--- Brief ---
Search the material below for the word "Villers" and copy every line in which it occurs.

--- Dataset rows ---
====

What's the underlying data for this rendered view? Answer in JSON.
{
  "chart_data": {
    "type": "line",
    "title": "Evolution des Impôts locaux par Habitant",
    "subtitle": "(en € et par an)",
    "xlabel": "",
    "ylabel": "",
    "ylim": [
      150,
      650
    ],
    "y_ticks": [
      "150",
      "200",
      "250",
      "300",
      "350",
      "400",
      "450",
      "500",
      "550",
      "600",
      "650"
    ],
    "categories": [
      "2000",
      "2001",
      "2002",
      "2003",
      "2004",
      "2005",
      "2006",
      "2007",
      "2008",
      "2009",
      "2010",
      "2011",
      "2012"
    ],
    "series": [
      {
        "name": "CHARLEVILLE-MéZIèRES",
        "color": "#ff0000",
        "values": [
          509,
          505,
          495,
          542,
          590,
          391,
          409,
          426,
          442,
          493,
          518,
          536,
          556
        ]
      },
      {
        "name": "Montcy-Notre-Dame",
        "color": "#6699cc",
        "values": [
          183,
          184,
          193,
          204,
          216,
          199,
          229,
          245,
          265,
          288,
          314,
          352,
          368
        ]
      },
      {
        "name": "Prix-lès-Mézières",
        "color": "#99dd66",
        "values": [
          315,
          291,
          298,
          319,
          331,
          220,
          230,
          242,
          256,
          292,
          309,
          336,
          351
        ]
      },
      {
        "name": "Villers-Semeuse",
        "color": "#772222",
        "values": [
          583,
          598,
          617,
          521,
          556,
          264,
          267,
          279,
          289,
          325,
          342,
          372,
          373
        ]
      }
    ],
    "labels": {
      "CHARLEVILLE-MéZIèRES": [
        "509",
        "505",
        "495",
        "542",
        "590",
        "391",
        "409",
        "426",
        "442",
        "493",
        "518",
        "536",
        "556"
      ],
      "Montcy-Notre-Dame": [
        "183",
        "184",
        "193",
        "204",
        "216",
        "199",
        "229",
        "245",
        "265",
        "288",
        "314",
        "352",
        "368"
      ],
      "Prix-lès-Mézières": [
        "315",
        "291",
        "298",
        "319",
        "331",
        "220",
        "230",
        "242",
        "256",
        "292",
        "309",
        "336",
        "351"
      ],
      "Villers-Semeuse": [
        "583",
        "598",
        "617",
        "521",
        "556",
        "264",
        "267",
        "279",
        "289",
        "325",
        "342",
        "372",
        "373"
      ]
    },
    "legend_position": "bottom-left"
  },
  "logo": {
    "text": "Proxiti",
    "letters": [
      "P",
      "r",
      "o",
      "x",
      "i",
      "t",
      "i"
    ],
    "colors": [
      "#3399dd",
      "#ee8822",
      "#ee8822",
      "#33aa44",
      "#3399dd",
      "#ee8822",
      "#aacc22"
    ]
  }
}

====

--- Answer below ---
        "name": "Villers-Semeuse",
      "Villers-Semeuse": [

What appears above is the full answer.